Given task. Images are not part of the copy; write out the rest of the data exactly as given.

Recorded data:
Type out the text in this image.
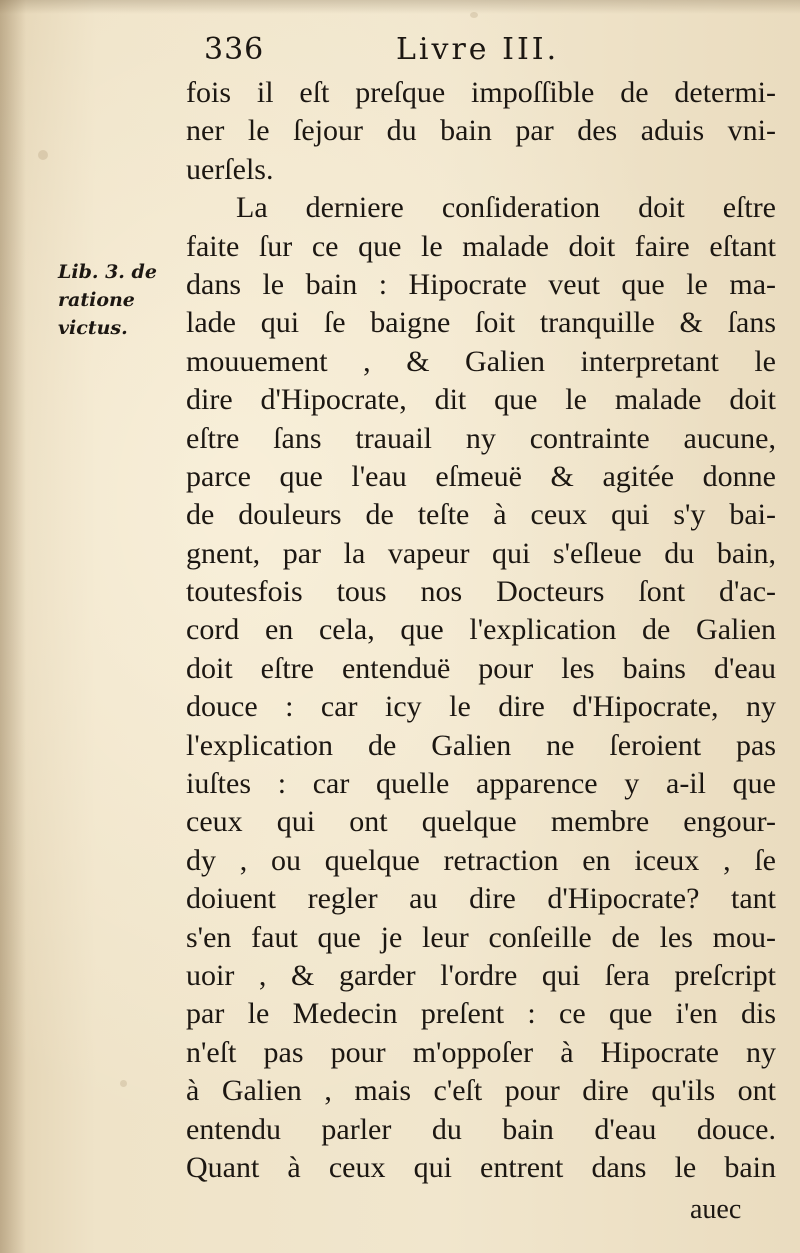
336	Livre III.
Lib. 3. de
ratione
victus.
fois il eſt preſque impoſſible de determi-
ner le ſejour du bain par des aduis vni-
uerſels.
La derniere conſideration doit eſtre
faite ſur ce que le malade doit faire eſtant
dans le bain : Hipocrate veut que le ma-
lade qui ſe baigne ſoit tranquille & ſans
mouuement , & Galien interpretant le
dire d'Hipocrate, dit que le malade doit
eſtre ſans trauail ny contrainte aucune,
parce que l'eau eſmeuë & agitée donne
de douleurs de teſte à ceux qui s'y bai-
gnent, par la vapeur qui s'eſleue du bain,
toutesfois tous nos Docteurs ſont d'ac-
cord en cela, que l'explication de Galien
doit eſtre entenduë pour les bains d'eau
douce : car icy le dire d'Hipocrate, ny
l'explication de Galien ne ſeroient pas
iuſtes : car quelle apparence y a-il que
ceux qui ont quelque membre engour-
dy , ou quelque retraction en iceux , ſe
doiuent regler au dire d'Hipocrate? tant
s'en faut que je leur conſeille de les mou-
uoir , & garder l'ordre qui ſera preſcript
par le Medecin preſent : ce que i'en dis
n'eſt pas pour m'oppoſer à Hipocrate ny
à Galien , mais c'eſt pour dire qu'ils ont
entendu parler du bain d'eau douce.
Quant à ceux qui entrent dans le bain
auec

Correct output.
Type out the text in this image.
336	Livre III.
Lib. 3. de
ratione
victus.
fois il eſt preſque impoſſible de determi-
ner le ſejour du bain par des aduis vni-
uerſels.
La derniere conſideration doit eſtre
faite ſur ce que le malade doit faire eſtant
dans le bain : Hipocrate veut que le ma-
lade qui ſe baigne ſoit tranquille & ſans
mouuement , & Galien interpretant le
dire d'Hipocrate, dit que le malade doit
eſtre ſans trauail ny contrainte aucune,
parce que l'eau eſmeuë & agitée donne
de douleurs de teſte à ceux qui s'y bai-
gnent, par la vapeur qui s'eſleue du bain,
toutesfois tous nos Docteurs ſont d'ac-
cord en cela, que l'explication de Galien
doit eſtre entenduë pour les bains d'eau
douce : car icy le dire d'Hipocrate, ny
l'explication de Galien ne ſeroient pas
iuſtes : car quelle apparence y a-il que
ceux qui ont quelque membre engour-
dy , ou quelque retraction en iceux , ſe
doiuent regler au dire d'Hipocrate? tant
s'en faut que je leur conſeille de les mou-
uoir , & garder l'ordre qui ſera preſcript
par le Medecin preſent : ce que i'en dis
n'eſt pas pour m'oppoſer à Hipocrate ny
à Galien , mais c'eſt pour dire qu'ils ont
entendu parler du bain d'eau douce.
Quant à ceux qui entrent dans le bain
auec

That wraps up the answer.